■ **Aim of the task**: Lines containing the word "Reporting" are to be located and copied.

■ **Source records**:
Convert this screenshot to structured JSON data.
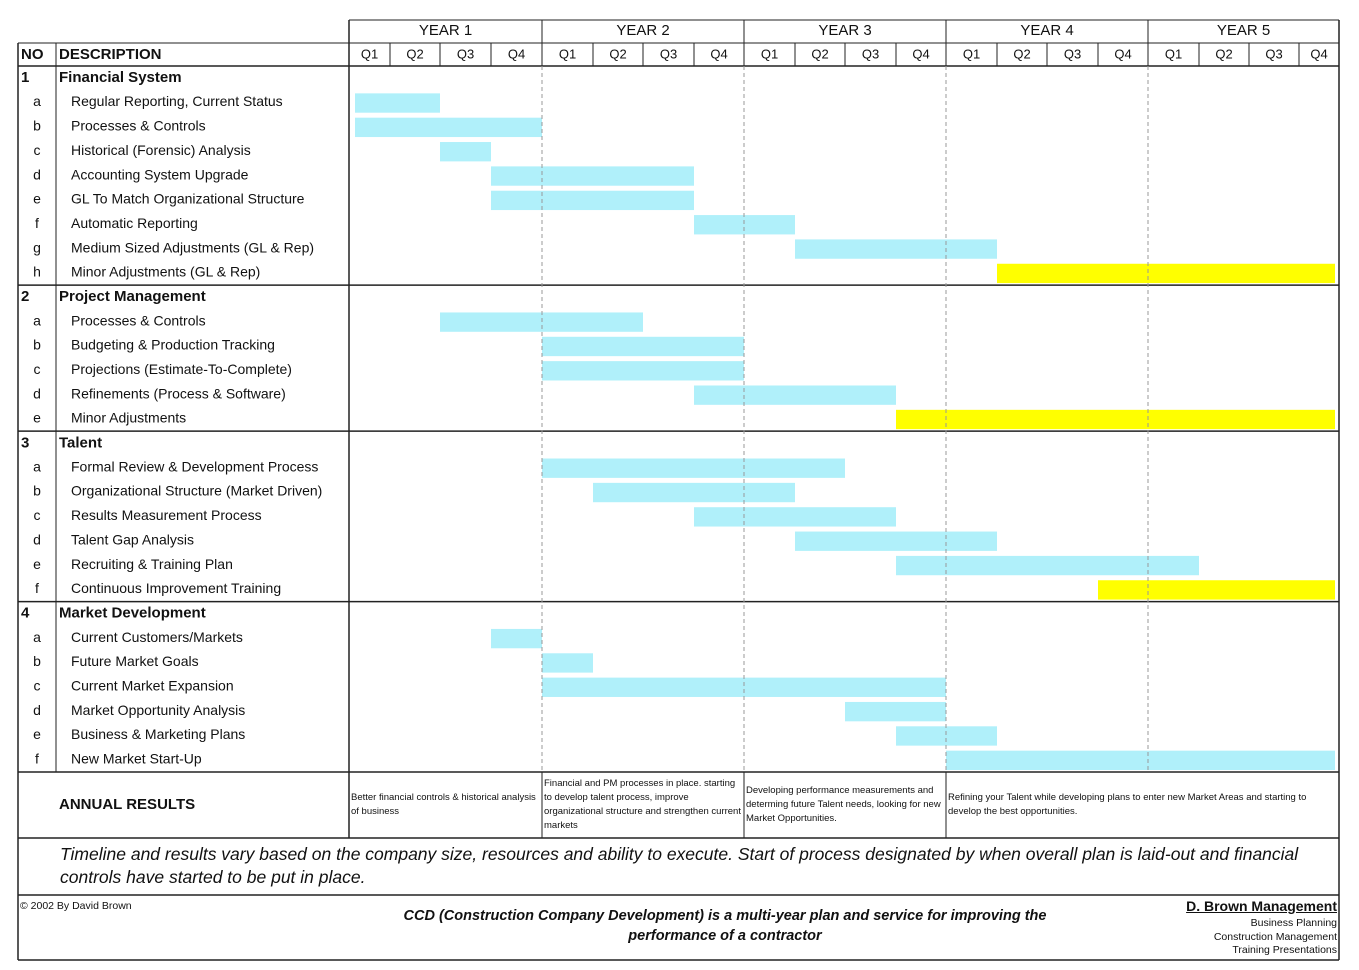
{
  "header": {
    "no": "NO",
    "description": "DESCRIPTION",
    "years": [
      "YEAR 1",
      "YEAR 2",
      "YEAR 3",
      "YEAR 4",
      "YEAR 5"
    ],
    "quarters": [
      "Q1",
      "Q2",
      "Q3",
      "Q4"
    ]
  },
  "sections": [
    {
      "no": "1",
      "title": "Financial System",
      "tasks": [
        {
          "no": "a",
          "label": "Regular Reporting, Current Status",
          "start": 1,
          "end": 2,
          "color": "#b0f0fa"
        },
        {
          "no": "b",
          "label": "Processes & Controls",
          "start": 1,
          "end": 4,
          "color": "#b0f0fa"
        },
        {
          "no": "c",
          "label": "Historical (Forensic) Analysis",
          "start": 3,
          "end": 3,
          "color": "#b0f0fa"
        },
        {
          "no": "d",
          "label": "Accounting System Upgrade",
          "start": 4,
          "end": 7,
          "color": "#b0f0fa"
        },
        {
          "no": "e",
          "label": "GL To Match Organizational Structure",
          "start": 4,
          "end": 7,
          "color": "#b0f0fa"
        },
        {
          "no": "f",
          "label": "Automatic Reporting",
          "start": 8,
          "end": 9,
          "color": "#b0f0fa"
        },
        {
          "no": "g",
          "label": "Medium Sized Adjustments (GL & Rep)",
          "start": 10,
          "end": 13,
          "color": "#b0f0fa"
        },
        {
          "no": "h",
          "label": "Minor Adjustments (GL & Rep)",
          "start": 14,
          "end": 20,
          "color": "#ffff00"
        }
      ]
    },
    {
      "no": "2",
      "title": "Project Management",
      "tasks": [
        {
          "no": "a",
          "label": "Processes & Controls",
          "start": 3,
          "end": 6,
          "color": "#b0f0fa"
        },
        {
          "no": "b",
          "label": "Budgeting & Production Tracking",
          "start": 5,
          "end": 8,
          "color": "#b0f0fa"
        },
        {
          "no": "c",
          "label": "Projections (Estimate-To-Complete)",
          "start": 5,
          "end": 8,
          "color": "#b0f0fa"
        },
        {
          "no": "d",
          "label": "Refinements (Process & Software)",
          "start": 8,
          "end": 11,
          "color": "#b0f0fa"
        },
        {
          "no": "e",
          "label": "Minor Adjustments",
          "start": 12,
          "end": 20,
          "color": "#ffff00"
        }
      ]
    },
    {
      "no": "3",
      "title": "Talent",
      "tasks": [
        {
          "no": "a",
          "label": "Formal Review & Development Process",
          "start": 5,
          "end": 10,
          "color": "#b0f0fa"
        },
        {
          "no": "b",
          "label": "Organizational Structure (Market Driven)",
          "start": 6,
          "end": 9,
          "color": "#b0f0fa"
        },
        {
          "no": "c",
          "label": "Results Measurement Process",
          "start": 8,
          "end": 11,
          "color": "#b0f0fa"
        },
        {
          "no": "d",
          "label": "Talent Gap Analysis",
          "start": 10,
          "end": 13,
          "color": "#b0f0fa"
        },
        {
          "no": "e",
          "label": "Recruiting & Training Plan",
          "start": 12,
          "end": 17,
          "color": "#b0f0fa"
        },
        {
          "no": "f",
          "label": "Continuous Improvement Training",
          "start": 16,
          "end": 20,
          "color": "#ffff00"
        }
      ]
    },
    {
      "no": "4",
      "title": "Market Development",
      "tasks": [
        {
          "no": "a",
          "label": "Current Customers/Markets",
          "start": 4,
          "end": 4,
          "color": "#b0f0fa"
        },
        {
          "no": "b",
          "label": "Future Market Goals",
          "start": 5,
          "end": 5,
          "color": "#b0f0fa"
        },
        {
          "no": "c",
          "label": "Current Market Expansion",
          "start": 5,
          "end": 12,
          "color": "#b0f0fa"
        },
        {
          "no": "d",
          "label": "Market Opportunity Analysis",
          "start": 11,
          "end": 12,
          "color": "#b0f0fa"
        },
        {
          "no": "e",
          "label": "Business & Marketing Plans",
          "start": 12,
          "end": 13,
          "color": "#b0f0fa"
        },
        {
          "no": "f",
          "label": "New Market Start-Up",
          "start": 13,
          "end": 20,
          "color": "#b0f0fa"
        }
      ]
    }
  ],
  "results": {
    "label": "ANNUAL RESULTS",
    "cells": [
      "Better financial controls & historical analysis of business",
      "Financial and PM processes in place. starting to develop talent process, improve organizational structure and strengthen current markets",
      "Developing performance measurements and determing future Talent needs, looking for new Market Opportunities.",
      "Refining your Talent while developing plans to enter new Market Areas and starting to develop the best opportunities."
    ]
  },
  "note": "Timeline and results vary based on the company size, resources and ability to execute.  Start of process designated by when overall plan is laid-out and financial controls have started to be put in place.",
  "footer": {
    "copyright": "© 2002 By David Brown",
    "tagline": "CCD (Construction Company Development) is a multi-year plan and service for improving the performance of a contractor",
    "company": "D. Brown Management",
    "services": [
      "Business Planning",
      "Construction Management",
      "Training Presentations"
    ]
  }
}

■ **Result for this exercise**:
          "label": "Regular Reporting, Current Status",
          "label": "Automatic Reporting",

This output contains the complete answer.